* Dataset entries *
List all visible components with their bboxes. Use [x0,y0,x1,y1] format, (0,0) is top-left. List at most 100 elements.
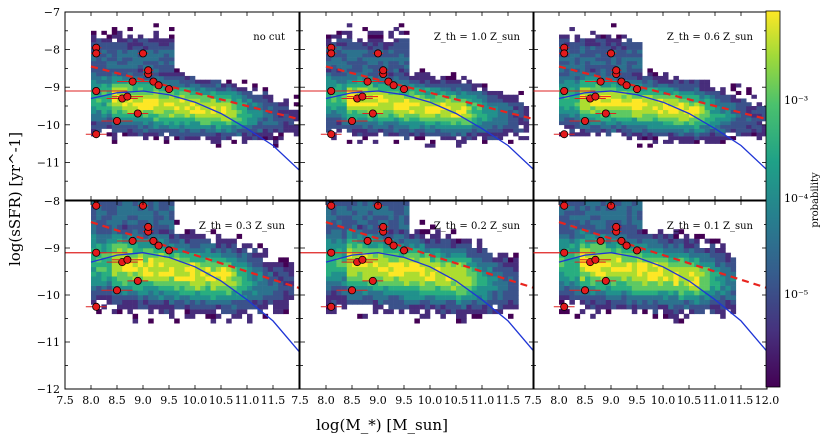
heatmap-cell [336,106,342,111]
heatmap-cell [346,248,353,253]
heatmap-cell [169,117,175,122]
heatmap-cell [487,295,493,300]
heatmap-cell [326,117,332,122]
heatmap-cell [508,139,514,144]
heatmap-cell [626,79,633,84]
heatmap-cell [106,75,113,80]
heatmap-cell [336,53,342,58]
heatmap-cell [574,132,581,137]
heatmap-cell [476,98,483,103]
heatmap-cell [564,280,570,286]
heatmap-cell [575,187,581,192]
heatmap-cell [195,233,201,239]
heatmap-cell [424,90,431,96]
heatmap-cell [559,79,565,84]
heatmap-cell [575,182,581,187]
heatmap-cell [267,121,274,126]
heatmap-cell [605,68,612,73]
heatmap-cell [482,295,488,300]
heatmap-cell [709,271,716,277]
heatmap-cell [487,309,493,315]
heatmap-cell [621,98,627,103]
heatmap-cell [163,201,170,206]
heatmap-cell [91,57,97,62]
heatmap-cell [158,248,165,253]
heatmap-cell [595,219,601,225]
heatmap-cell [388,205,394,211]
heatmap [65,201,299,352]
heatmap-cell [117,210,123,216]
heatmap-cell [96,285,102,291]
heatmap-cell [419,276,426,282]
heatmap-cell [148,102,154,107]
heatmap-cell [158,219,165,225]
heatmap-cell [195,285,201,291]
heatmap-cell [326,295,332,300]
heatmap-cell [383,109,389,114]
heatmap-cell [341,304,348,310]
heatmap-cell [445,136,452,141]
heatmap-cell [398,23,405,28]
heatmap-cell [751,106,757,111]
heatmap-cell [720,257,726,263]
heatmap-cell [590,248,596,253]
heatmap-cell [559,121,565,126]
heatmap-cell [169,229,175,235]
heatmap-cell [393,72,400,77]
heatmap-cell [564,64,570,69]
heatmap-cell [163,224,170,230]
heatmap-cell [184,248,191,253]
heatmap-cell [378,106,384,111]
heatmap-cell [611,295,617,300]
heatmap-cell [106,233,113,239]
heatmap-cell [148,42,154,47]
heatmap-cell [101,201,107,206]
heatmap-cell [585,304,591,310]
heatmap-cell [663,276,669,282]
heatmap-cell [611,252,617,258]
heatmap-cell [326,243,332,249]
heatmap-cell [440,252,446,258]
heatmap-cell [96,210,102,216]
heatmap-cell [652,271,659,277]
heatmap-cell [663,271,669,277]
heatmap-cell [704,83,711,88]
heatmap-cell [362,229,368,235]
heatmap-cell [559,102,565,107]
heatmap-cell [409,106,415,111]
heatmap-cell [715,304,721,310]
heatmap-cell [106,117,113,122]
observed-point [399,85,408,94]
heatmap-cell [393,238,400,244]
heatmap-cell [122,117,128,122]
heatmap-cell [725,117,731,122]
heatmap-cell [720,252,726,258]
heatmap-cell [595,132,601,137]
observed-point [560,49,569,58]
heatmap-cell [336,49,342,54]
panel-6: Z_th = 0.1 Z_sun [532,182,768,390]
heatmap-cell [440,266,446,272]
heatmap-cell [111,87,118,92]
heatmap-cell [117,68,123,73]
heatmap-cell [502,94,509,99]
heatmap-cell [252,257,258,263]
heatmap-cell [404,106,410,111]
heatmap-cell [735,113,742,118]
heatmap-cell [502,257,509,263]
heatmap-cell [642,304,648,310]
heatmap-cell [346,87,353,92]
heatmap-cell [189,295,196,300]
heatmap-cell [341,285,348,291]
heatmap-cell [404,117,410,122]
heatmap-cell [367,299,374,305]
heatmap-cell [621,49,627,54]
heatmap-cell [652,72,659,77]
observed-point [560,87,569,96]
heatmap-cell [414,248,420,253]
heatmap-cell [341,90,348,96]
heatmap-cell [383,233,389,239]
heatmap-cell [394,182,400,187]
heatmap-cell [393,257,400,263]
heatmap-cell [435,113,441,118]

--

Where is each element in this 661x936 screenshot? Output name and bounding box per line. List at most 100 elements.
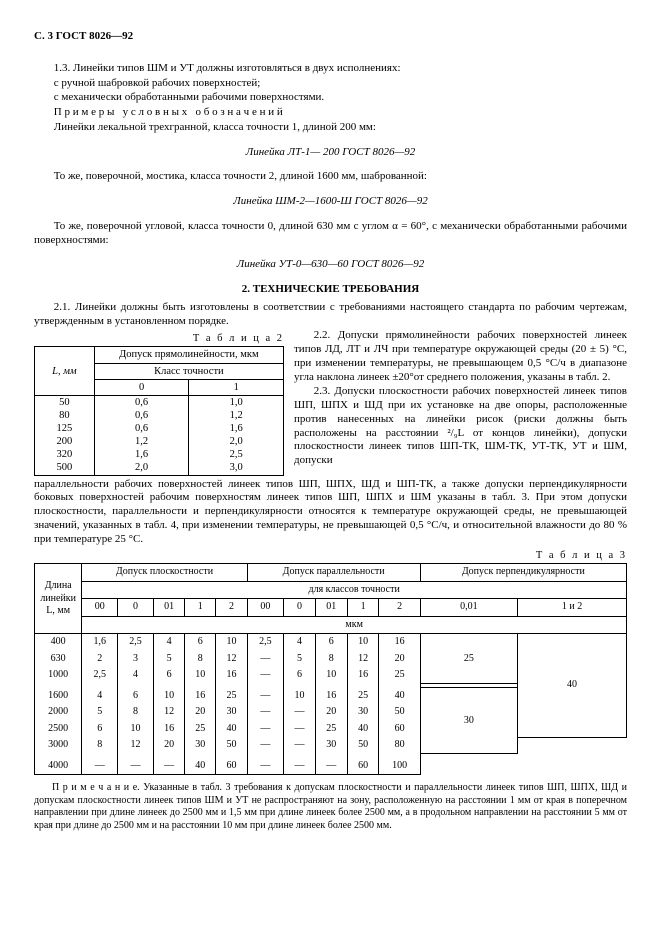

* Set exercise *
Can you reproduce the items starting at the line containing "List all visible" and ending at the line containing "heatmap-cell [158,219,165,225]", with "bboxes" renamed to "bounding boxes" and nothing else altered? Leave the pictures out.

* Solution *
List all visible components with their bounding boxes. Use [x0,y0,x1,y1] format, (0,0) is top-left. List at most 100 elements.
heatmap-cell [336,106,342,111]
heatmap-cell [346,248,353,253]
heatmap-cell [169,117,175,122]
heatmap-cell [487,295,493,300]
heatmap-cell [326,117,332,122]
heatmap-cell [508,139,514,144]
heatmap-cell [626,79,633,84]
heatmap-cell [106,75,113,80]
heatmap-cell [336,53,342,58]
heatmap-cell [574,132,581,137]
heatmap-cell [476,98,483,103]
heatmap-cell [564,280,570,286]
heatmap-cell [575,187,581,192]
heatmap-cell [195,233,201,239]
heatmap-cell [424,90,431,96]
heatmap-cell [559,79,565,84]
heatmap-cell [575,182,581,187]
heatmap-cell [267,121,274,126]
heatmap-cell [605,68,612,73]
heatmap-cell [482,295,488,300]
heatmap-cell [709,271,716,277]
heatmap-cell [487,309,493,315]
heatmap-cell [621,98,627,103]
heatmap-cell [163,201,170,206]
heatmap-cell [91,57,97,62]
heatmap-cell [158,248,165,253]
heatmap-cell [595,219,601,225]
heatmap-cell [388,205,394,211]
heatmap [65,201,299,352]
heatmap-cell [117,210,123,216]
heatmap-cell [96,285,102,291]
heatmap-cell [419,276,426,282]
heatmap-cell [148,102,154,107]
heatmap-cell [158,219,165,225]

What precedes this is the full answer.